Data entries
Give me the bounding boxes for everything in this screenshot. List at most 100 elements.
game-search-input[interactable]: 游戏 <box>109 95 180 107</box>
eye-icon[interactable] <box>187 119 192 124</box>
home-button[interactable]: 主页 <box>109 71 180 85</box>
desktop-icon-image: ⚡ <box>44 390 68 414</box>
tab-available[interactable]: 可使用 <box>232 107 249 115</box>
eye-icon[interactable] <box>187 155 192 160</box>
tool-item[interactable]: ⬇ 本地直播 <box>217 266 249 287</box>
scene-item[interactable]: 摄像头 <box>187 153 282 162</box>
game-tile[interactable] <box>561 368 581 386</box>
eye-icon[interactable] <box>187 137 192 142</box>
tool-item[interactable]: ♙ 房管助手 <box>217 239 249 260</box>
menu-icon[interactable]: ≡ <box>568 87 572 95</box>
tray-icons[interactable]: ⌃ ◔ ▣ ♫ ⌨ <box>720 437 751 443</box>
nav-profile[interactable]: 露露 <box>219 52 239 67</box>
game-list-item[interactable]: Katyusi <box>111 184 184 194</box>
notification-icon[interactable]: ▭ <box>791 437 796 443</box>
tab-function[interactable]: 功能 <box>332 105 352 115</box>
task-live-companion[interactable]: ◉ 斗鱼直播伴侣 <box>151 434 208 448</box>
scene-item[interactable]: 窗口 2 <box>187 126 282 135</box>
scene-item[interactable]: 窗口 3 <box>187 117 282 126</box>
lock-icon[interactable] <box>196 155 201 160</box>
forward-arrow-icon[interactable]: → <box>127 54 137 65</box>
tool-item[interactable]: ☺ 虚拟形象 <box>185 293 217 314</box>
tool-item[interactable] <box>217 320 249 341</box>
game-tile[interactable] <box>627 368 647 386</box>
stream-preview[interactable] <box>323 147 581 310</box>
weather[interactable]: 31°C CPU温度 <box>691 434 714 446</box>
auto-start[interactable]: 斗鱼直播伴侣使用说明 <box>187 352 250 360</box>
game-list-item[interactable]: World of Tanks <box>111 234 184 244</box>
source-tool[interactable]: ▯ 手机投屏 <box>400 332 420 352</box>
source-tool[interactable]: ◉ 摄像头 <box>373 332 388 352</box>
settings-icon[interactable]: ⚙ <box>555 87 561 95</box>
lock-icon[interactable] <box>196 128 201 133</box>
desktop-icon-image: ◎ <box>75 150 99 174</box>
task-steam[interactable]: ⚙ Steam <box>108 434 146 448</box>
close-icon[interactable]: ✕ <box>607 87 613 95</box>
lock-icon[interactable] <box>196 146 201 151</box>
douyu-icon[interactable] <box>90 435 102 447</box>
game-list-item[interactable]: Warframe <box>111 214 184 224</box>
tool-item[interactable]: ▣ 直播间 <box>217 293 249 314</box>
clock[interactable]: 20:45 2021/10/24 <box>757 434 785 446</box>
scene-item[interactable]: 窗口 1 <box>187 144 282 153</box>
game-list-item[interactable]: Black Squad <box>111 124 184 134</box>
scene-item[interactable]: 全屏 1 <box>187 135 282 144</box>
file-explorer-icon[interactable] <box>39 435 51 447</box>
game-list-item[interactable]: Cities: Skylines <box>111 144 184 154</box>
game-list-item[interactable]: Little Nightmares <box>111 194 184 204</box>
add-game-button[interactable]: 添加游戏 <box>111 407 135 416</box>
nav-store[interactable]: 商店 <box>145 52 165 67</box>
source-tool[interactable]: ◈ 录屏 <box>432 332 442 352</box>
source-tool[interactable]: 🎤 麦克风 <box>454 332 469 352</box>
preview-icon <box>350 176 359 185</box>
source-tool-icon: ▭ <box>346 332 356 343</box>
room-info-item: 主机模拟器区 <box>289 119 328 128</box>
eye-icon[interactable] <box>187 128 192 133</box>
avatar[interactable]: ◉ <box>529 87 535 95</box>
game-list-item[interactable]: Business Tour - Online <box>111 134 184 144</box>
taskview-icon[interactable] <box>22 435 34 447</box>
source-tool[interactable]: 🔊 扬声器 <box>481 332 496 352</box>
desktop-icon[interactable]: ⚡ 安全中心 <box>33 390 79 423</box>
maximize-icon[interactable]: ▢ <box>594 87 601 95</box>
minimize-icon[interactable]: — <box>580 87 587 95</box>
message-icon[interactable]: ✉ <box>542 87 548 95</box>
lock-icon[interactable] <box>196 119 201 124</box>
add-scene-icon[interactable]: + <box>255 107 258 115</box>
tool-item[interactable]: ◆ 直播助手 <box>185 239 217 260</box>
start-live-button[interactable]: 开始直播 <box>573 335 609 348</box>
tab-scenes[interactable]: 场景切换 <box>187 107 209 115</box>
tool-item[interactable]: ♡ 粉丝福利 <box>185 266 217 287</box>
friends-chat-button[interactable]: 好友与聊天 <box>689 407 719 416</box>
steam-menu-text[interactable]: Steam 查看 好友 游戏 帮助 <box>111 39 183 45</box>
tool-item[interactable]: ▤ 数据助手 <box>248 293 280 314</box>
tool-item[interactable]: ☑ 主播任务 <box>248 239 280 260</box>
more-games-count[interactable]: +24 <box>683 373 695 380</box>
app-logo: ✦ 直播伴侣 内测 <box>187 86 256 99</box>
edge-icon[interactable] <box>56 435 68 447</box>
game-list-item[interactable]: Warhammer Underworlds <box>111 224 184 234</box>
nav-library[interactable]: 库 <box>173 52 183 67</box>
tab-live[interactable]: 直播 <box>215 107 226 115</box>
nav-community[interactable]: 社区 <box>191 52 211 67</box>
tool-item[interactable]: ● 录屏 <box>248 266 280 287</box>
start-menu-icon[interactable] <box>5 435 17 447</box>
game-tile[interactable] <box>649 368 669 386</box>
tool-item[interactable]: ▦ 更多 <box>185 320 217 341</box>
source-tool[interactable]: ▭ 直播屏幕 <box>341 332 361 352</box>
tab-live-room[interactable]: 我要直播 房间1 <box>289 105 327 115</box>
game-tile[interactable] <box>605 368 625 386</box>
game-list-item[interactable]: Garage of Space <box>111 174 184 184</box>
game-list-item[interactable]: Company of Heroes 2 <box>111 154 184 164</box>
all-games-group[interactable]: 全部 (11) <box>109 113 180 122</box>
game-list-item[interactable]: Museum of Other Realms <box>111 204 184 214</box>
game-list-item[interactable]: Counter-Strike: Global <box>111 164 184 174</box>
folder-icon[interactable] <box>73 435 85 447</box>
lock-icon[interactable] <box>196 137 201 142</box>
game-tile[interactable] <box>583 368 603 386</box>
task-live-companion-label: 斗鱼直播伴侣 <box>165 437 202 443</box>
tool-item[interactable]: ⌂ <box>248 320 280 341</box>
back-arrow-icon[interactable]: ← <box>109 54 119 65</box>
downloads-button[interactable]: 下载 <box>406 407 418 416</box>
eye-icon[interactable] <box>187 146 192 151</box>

■ EXERCISE DIRECTIONS
Print the lines of the records above exactly as they appear, starting from the first line of the records and stopping after the line that contains "tool-item[interactable]: ⬇ 本地直播".

■ RESULT BELOW
Give me the bounding boxes for everything in this screenshot. List at most 100 elements.
game-search-input[interactable]: 游戏 <box>109 95 180 107</box>
eye-icon[interactable] <box>187 119 192 124</box>
home-button[interactable]: 主页 <box>109 71 180 85</box>
desktop-icon-image: ⚡ <box>44 390 68 414</box>
tab-available[interactable]: 可使用 <box>232 107 249 115</box>
eye-icon[interactable] <box>187 155 192 160</box>
tool-item[interactable]: ⬇ 本地直播 <box>217 266 249 287</box>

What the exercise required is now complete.